[BEGIN Excerpt]

[pt][quant] Make the CUDA fake quantize logic consistent with CPU fake quantize logic (#49808)

jianyuh · facebook-github-bot · commit 4d6110939a72 · 2020-12-23T12:47:44.000-08:00
Summary: Pull Request resolved: #49808 In PyTorch, it uses `dst = std::nearbyint(src * inv_scale) + zero_point` instead of the LEGACY `dst = std::nearbyint(src * inv_scale + zero_point)`. However, the CUDA implementation doesn't match this. This Diff makes the CPU and CUDA implementation consistent. - FBGEMM code pointer: https://github.com/pytorch/FBGEMM/blob/master/include/fbgemm/QuantUtils.h#L76-L80 - PyTorch code pointer: https://github.com/pytorch/pytorch/blob/master/aten/src/ATen/native/quantized/affine_quantizer.cpp#L306 Test Plan: CI Reviewed By: dskhudia Differential Revision: D25694235 fbshipit-source-id: 0a615e559132aafe18543deac1ea5028dd840cb9
diff --git a/aten/src/ATen/native/quantized/cuda/affine_quantizer.cu b/aten/src/ATen/native/quantized/cuda/affine_quantizer.cu
@@ -25,14 +25,16 @@ void quantize_tensor_per_tensor_affine_cuda(
           .add_input(qtensor)

[END Excerpt]

Brief 1: According to the commit message, what quantization formula does PyTorch use in place of the legacy one?
Brief 2: From the records, output the lines starting at the one containing "- gear-icon: [413, 303, 433, 323]" and ending at the one containing "- sensor-unit: %: [403, 586, 420, 607]", including both.

[BEGIN Exercise materials]

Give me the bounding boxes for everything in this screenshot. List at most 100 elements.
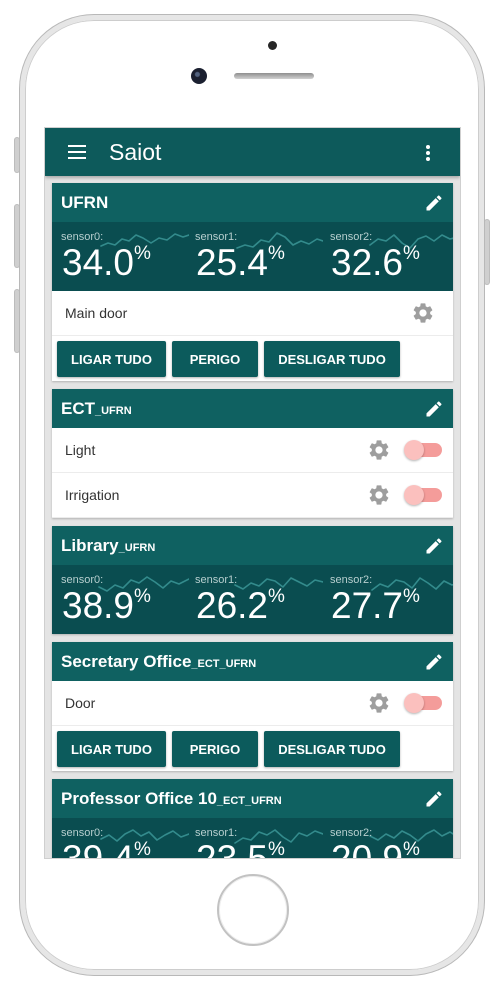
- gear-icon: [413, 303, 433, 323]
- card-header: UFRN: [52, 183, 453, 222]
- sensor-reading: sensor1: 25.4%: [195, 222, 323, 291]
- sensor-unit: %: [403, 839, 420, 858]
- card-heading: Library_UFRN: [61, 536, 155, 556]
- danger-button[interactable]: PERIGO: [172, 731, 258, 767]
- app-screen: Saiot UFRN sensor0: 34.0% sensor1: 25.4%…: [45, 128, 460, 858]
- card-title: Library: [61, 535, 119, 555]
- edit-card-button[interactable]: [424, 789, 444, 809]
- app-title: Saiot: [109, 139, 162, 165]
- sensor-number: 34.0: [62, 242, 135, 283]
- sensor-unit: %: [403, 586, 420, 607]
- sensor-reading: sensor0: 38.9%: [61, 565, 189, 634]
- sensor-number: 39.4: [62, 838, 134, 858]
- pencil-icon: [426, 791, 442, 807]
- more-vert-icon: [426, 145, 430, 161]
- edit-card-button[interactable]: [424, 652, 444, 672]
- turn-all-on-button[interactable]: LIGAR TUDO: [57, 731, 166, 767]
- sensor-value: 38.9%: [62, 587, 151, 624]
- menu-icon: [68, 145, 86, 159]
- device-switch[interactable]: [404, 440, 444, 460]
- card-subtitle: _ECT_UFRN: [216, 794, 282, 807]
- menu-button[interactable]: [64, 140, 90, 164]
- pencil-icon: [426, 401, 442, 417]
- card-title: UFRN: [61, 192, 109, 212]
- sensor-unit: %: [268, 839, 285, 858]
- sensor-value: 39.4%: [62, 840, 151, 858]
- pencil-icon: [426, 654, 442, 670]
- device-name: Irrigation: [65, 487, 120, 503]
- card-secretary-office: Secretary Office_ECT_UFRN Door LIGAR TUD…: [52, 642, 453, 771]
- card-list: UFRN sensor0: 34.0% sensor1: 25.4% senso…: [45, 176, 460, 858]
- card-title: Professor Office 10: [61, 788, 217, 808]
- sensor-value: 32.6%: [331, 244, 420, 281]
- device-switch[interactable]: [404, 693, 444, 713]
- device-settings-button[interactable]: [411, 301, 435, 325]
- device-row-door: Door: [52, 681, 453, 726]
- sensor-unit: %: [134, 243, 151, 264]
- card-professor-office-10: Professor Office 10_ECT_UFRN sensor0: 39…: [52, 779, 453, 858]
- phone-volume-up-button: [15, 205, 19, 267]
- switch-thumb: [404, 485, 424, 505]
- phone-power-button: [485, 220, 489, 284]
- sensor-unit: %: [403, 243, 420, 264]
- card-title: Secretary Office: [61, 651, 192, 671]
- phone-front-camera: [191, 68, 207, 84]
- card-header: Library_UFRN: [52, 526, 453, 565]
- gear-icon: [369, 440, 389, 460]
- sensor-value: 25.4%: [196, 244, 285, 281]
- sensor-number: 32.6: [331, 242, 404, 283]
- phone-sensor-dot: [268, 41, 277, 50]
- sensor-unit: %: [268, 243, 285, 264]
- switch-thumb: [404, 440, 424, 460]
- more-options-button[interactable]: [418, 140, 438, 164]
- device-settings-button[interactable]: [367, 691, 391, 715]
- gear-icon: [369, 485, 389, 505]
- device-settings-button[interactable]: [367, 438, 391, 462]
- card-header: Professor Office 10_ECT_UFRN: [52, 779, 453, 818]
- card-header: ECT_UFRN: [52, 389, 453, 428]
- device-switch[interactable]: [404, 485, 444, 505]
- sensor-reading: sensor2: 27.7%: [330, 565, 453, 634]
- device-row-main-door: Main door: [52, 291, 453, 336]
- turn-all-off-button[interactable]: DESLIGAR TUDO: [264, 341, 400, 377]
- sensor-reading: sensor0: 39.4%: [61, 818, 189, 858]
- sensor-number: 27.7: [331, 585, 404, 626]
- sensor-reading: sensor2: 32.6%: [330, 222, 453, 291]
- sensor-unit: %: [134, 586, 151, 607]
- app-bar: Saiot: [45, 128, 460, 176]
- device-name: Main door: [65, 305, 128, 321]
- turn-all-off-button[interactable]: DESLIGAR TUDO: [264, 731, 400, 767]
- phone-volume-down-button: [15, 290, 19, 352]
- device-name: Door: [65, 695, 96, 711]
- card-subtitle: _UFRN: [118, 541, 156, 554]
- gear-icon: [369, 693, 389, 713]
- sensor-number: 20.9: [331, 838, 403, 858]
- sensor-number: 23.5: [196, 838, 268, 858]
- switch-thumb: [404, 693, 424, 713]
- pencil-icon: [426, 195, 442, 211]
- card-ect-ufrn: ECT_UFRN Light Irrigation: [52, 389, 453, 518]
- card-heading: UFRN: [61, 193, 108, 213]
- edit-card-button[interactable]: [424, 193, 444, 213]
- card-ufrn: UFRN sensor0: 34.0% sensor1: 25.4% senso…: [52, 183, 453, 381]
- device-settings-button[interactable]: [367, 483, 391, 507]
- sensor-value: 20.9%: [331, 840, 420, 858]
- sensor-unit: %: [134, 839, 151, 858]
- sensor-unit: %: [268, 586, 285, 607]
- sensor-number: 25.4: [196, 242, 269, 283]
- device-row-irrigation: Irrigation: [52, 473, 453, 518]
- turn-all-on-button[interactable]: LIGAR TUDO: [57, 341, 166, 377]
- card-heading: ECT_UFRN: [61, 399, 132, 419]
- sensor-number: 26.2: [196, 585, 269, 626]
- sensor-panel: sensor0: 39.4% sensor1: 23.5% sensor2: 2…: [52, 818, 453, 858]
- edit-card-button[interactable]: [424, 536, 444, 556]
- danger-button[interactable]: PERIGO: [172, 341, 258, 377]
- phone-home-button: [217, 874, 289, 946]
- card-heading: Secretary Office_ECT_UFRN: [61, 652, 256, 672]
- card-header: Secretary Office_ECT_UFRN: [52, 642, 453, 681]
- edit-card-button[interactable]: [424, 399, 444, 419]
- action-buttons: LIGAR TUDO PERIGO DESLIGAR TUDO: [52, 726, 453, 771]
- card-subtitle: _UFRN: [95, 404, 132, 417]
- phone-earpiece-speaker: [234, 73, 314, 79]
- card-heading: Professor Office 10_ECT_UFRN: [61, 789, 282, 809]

[END Exercise materials]

Task output 1: `dst = std::nearbyint(src * inv_scale) + zero_point`

Task output 2:
- gear-icon: [413, 303, 433, 323]
- card-header: UFRN: [52, 183, 453, 222]
- sensor-reading: sensor1: 25.4%: [195, 222, 323, 291]
- sensor-unit: %: [403, 839, 420, 858]
- card-heading: Library_UFRN: [61, 536, 155, 556]
- danger-button[interactable]: PERIGO: [172, 731, 258, 767]
- app-screen: Saiot UFRN sensor0: 34.0% sensor1: 25.4%…: [45, 128, 460, 858]
- card-title: Library: [61, 535, 119, 555]
- edit-card-button[interactable]: [424, 789, 444, 809]
- app-title: Saiot: [109, 139, 162, 165]
- sensor-number: 34.0: [62, 242, 135, 283]
- sensor-unit: %: [403, 586, 420, 607]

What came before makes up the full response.